任务目标: 照录下方酸性蛋白酶突变体文本中“热稳定性提高的酸性蛋白酶Bs2688突变体K203E及其基因和 应用”与“为了目前的蛋白酶的重要来源。”之间的内容，首尾两处均包括在内。

所给文本:
↓↓↓

本发明属于农业生物技术领域,具体涉及一种真菌来源的酸性蛋白酶Bs2688突变体及其基因和应用。本发明蛋白酶的氨基酸序列如SEQ ID No.3所示。本发明提供了一个新的蛋白酶基因,实现利用基因工程手段生产性质优良的蛋白酶,可应用于饲料、食品、医药等工业。

Description

热稳定性提高的酸性蛋白酶Bs2688突变体K203E及其基因和 应用
技术领域
本发明属于农业生物技术领域,具体涉及一种真菌来源的热稳定性提高的酸性蛋白酶Bs2688突变体及其基因和应用。
背景技术
蛋白酶是催化蛋白质水解的一类酶,其在植物、动物和微生物中都有广泛存在。相比于动植物来源的蛋白酶,微生物源蛋白酶,具有培养方便、操作简单和产酶量高的特点,便于工业化的批量生产得以大规模生产应用。因此,微生物源蛋白酶成为了目前的蛋白酶的重要来源。
蛋白酶的分类方式有很多,按照蛋白酶作用的pH,将其分成酸性蛋白酶、碱性蛋白酶和中性蛋白酶。酸性蛋白酶通常在pH 2.0~6.0之间是稳定的,最适pH值随种属不同稍有不同,但通常都在pH 3.0左右,如黑曲霉所产酸性蛋白酶的最适pH为3.0,灰绿青霉为pH3.5,酵母菌也在pH 3.0。该类酶拥有较高的序列相似性,其三维结构呈对称的双叶型。按活性中心的不同,蛋白酶分为:丝氨酸蛋白酶、天门冬氨酸蛋白酶、半胱氨酸蛋白酶和金属蛋白酶。

↑↑↑

(数据集摘录)

↓↓↓

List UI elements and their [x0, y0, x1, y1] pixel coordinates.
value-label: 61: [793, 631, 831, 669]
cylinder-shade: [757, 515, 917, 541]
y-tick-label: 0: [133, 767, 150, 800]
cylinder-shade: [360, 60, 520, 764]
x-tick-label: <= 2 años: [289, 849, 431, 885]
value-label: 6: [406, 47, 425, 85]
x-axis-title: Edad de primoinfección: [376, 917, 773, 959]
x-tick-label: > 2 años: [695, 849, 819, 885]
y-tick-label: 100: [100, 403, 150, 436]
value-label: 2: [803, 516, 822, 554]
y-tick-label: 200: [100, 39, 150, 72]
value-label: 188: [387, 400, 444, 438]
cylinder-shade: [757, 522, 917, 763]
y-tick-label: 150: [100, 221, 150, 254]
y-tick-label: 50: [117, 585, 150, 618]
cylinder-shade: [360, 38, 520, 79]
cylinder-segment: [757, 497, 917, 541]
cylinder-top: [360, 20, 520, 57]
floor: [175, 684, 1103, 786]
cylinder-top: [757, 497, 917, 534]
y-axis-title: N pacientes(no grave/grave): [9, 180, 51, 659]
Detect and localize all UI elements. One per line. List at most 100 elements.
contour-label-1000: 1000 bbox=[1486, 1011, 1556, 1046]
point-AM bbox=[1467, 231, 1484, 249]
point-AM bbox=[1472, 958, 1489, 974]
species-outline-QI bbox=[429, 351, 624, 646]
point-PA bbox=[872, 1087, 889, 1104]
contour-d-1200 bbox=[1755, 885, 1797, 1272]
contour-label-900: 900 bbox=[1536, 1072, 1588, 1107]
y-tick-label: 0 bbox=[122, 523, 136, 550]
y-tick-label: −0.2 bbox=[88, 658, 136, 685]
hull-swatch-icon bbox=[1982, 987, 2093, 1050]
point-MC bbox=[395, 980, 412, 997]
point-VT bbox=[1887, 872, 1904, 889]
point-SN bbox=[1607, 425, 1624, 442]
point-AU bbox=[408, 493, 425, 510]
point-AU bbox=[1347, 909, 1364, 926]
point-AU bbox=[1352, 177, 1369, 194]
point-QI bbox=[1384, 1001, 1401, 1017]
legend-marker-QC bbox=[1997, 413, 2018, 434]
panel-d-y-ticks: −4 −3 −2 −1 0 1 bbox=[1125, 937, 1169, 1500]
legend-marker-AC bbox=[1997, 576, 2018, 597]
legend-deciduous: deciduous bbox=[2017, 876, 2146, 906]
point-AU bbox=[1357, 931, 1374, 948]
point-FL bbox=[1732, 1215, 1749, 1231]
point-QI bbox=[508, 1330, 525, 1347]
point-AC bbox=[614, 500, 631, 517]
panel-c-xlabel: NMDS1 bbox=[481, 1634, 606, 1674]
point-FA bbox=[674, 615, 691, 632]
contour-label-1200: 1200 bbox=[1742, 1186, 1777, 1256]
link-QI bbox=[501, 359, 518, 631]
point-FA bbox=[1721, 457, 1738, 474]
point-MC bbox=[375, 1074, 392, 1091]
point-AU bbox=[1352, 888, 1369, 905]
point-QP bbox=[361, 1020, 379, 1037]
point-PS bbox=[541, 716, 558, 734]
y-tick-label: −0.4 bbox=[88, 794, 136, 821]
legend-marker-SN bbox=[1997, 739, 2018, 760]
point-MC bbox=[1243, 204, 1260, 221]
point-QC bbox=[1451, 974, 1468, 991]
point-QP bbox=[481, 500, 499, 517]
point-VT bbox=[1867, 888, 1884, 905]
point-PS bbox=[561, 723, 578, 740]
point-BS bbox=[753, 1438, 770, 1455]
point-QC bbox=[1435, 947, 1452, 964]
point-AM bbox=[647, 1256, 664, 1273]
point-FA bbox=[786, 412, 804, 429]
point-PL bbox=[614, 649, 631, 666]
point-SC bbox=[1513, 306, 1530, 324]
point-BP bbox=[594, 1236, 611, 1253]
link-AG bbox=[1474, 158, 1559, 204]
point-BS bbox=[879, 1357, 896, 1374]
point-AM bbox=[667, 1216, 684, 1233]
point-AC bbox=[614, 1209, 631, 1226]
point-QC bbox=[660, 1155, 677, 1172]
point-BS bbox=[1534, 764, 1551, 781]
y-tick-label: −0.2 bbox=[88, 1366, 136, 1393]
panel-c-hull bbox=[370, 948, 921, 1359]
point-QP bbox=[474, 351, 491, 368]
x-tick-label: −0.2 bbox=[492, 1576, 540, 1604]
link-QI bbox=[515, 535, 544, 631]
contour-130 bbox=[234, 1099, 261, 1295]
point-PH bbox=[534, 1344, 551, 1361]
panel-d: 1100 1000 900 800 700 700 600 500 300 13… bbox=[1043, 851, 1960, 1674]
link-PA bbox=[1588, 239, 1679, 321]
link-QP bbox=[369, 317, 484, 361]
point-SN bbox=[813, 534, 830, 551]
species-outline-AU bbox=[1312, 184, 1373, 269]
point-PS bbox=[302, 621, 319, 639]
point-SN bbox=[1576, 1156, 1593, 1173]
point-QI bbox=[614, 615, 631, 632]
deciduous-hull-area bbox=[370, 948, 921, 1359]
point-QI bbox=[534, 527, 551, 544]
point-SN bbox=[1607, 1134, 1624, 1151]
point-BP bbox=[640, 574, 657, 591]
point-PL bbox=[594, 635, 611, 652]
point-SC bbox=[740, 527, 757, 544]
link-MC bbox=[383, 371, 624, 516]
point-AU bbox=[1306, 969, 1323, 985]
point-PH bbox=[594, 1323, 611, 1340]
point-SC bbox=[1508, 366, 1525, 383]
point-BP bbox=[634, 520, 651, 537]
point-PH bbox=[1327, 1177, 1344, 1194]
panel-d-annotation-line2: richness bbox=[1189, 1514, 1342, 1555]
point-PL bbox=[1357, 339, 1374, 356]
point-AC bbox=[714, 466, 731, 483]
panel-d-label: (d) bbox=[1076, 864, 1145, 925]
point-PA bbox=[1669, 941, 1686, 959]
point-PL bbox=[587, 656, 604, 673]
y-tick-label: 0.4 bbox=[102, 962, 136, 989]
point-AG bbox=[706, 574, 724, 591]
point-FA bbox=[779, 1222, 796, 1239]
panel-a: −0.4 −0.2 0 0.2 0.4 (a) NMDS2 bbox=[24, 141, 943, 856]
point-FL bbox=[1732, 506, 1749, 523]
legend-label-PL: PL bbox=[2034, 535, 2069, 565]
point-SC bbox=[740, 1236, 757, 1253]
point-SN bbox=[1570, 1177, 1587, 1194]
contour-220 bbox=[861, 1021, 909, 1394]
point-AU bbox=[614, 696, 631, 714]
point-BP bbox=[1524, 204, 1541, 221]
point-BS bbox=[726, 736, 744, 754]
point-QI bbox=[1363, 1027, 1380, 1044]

↑↑↑

最终答案:
热稳定性提高的酸性蛋白酶Bs2688突变体K203E及其基因和 应用
技术领域
本发明属于农业生物技术领域,具体涉及一种真菌来源的热稳定性提高的酸性蛋白酶Bs2688突变体及其基因和应用。
背景技术
蛋白酶是催化蛋白质水解的一类酶,其在植物、动物和微生物中都有广泛存在。相比于动植物来源的蛋白酶,微生物源蛋白酶,具有培养方便、操作简单和产酶量高的特点,便于工业化的批量生产得以大规模生产应用。因此,微生物源蛋白酶成为了目前的蛋白酶的重要来源。